§ Set problem
Select and copy out every line in the records containing "name".

:: Data listing

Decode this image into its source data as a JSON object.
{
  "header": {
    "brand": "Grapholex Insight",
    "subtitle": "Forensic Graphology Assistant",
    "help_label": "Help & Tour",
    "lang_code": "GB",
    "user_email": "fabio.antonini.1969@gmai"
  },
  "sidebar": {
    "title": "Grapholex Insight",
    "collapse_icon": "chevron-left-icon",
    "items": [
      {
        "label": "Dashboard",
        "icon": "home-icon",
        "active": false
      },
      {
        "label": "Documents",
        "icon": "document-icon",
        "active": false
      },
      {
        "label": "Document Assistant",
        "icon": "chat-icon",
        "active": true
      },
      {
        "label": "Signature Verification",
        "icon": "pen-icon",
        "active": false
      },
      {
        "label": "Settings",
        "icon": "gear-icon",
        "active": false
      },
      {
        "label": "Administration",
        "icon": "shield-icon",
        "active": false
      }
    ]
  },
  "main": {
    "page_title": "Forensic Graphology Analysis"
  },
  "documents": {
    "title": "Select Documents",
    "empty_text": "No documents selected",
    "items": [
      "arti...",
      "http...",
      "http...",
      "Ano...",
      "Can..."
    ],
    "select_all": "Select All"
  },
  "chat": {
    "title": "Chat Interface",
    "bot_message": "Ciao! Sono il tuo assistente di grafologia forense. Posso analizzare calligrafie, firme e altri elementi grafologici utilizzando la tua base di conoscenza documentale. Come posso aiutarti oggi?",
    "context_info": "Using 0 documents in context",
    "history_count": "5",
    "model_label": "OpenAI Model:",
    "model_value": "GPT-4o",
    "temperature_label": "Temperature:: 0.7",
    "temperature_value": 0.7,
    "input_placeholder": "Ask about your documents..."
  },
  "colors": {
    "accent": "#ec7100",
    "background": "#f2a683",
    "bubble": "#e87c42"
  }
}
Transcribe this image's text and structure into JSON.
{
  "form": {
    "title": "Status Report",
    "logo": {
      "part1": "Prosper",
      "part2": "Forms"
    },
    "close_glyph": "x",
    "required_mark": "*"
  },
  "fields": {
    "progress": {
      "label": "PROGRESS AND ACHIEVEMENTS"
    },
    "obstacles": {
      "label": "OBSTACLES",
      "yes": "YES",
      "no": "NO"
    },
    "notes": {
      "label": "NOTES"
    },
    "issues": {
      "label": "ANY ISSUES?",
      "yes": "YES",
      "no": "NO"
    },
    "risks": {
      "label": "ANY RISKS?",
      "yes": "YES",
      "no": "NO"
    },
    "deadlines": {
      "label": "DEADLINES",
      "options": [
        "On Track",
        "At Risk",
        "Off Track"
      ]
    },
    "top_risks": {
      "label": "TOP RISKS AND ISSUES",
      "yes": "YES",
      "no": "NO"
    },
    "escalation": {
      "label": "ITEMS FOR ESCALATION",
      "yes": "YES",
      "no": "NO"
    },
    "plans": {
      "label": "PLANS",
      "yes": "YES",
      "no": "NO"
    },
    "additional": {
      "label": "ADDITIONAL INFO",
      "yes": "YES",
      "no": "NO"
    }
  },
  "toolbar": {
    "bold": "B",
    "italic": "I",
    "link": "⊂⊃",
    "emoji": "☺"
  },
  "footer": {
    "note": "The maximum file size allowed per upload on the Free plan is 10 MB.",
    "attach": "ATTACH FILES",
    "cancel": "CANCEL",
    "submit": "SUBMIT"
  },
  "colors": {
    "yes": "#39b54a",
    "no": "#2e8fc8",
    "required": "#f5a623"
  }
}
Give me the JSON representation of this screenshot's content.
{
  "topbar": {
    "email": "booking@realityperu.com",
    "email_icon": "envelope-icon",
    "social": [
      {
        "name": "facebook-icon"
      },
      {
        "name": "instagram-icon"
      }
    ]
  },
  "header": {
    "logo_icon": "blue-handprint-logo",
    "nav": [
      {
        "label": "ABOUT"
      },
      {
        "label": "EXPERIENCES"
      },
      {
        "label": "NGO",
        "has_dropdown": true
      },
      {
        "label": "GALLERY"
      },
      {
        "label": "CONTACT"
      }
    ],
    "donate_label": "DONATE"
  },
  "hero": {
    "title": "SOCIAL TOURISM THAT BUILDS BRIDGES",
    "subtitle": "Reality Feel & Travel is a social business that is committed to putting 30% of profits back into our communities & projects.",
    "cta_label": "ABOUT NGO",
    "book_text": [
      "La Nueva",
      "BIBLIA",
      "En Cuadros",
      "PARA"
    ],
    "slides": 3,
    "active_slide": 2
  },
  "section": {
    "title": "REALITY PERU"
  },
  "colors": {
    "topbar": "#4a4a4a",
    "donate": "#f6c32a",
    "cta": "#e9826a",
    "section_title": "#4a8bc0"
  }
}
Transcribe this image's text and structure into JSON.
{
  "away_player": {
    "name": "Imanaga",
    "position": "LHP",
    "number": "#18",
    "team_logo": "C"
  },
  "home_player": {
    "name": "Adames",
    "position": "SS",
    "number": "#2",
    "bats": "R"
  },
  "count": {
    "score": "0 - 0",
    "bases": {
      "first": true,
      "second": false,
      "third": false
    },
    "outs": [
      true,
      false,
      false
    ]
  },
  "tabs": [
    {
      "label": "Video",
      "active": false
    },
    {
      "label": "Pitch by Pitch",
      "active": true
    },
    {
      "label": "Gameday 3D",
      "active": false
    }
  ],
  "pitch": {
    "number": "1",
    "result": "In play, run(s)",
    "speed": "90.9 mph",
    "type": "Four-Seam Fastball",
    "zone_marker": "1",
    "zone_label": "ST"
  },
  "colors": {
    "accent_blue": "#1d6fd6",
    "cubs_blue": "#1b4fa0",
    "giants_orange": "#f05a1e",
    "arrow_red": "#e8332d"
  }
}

::::

§ The response
        "name": "facebook-icon"
        "name": "instagram-icon"
    "name": "Imanaga",
    "name": "Adames",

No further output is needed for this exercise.